- _FONTE_
────────────────────────────────────────

A comunidade rural nortenha do Antigo Regime tem na aldeia ou lugar o seu quadro territorial e social por excelência de estruturação e definição. Por vezes pode mesmo definir-se ao nível do casal ou mesmo da quinta – como se verifica frequentemente na área do Douro vinhateiro e região brigantina – quando à sua volta se organiza o essencial da vida sócio-comunitária, em termos equivalentes aos de lugar ou aldeia.
Esta comunidade local, estrutura-se em primeiro lugar a partir de quadros agrários que criam laços de forte constrangimento social e comunitário das populações. Na base, essencialmente, está a economia do casal agrícola e também o direito que o suporta, em especial o direito enfitêutico mas também o costume agrário. O lugar, a aldeia, construiu-se muitas vezes na base de um só casal, outras vezes em mais casais fortemente interligados entre si por condicionalismos físicos, geográficos e jurídicos.
É frequente o casal e também a quinta darem origem muitas vezes a núcleos de povoamento muito dispersos, constituindo lugares muito isolados e separados. Nele se estrutura a partilha equilibrada de bens e recursos agrários que permitem o funcionamento da economia e autonomia do casal agrícola ou doméstico. E pela constituição de casais encabeçados que responsabilizam o cabeça de casal ou pessoeiro pelas obrigações dos consortes, estrutura-se um forte e coeso ordenamento jurídico-social.

────────────────────────────────────────

- _OBJETIVO DA TAREFA_
Transcreva novamente, do texto sobre a comunidade rural nortenha, tudo o que vai desde "Esta comunidade local, estrutura-se" até "geográficos e jurídicos.", trocando "direito enfitêutico" por "regime enfitêutico".

- _Registros de uma coleção_
────────────────────────────────────────

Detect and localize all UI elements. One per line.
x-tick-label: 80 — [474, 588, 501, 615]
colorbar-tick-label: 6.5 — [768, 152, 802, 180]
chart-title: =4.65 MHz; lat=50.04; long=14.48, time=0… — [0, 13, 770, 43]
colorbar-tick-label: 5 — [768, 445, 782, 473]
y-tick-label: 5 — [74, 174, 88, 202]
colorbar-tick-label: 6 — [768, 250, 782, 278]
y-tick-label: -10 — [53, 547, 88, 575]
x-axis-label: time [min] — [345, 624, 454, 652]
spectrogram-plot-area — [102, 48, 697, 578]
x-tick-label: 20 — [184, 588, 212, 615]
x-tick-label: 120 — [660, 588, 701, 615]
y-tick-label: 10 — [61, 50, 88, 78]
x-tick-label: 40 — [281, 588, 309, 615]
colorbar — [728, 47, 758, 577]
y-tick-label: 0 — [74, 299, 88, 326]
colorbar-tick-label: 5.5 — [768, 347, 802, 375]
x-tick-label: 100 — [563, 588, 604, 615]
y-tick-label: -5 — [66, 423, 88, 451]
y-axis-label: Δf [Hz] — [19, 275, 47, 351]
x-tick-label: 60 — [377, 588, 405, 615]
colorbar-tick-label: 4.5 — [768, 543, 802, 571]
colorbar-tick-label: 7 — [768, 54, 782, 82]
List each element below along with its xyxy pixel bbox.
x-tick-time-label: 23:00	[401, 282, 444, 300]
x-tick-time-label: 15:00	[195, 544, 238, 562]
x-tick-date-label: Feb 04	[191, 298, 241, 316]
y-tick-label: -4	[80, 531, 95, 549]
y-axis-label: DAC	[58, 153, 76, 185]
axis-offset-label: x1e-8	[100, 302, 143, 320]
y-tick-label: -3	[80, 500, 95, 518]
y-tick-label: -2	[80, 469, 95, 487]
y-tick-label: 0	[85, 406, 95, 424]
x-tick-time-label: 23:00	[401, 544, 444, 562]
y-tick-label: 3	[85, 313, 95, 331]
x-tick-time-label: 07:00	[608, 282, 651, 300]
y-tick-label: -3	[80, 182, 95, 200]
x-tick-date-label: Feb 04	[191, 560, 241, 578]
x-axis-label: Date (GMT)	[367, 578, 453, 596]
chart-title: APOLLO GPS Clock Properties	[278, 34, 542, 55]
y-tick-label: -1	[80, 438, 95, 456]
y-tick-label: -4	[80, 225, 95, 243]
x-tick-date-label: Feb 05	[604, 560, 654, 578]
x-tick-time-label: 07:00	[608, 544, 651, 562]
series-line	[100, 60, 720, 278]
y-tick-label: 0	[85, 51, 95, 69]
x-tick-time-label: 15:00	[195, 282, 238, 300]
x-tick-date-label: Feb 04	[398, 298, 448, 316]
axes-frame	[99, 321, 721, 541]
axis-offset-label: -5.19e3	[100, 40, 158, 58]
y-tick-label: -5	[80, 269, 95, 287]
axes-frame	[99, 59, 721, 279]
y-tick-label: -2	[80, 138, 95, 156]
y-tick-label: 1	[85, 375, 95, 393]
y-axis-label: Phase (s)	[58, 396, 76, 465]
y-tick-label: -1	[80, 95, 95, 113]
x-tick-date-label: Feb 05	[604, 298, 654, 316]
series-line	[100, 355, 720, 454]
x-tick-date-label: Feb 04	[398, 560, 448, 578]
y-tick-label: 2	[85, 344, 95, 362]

────────────────────────────────────────

- _RESULTADO DA TAREFA_
Esta comunidade local, estrutura-se em primeiro lugar a partir de quadros agrários que criam laços de forte constrangimento social e comunitário das populações. Na base, essencialmente, está a economia do casal agrícola e também o direito que o suporta, em especial o regime enfitêutico mas também o costume agrário. O lugar, a aldeia, construiu-se muitas vezes na base de um só casal, outras vezes em mais casais fortemente interligados entre si por condicionalismos físicos, geográficos e jurídicos.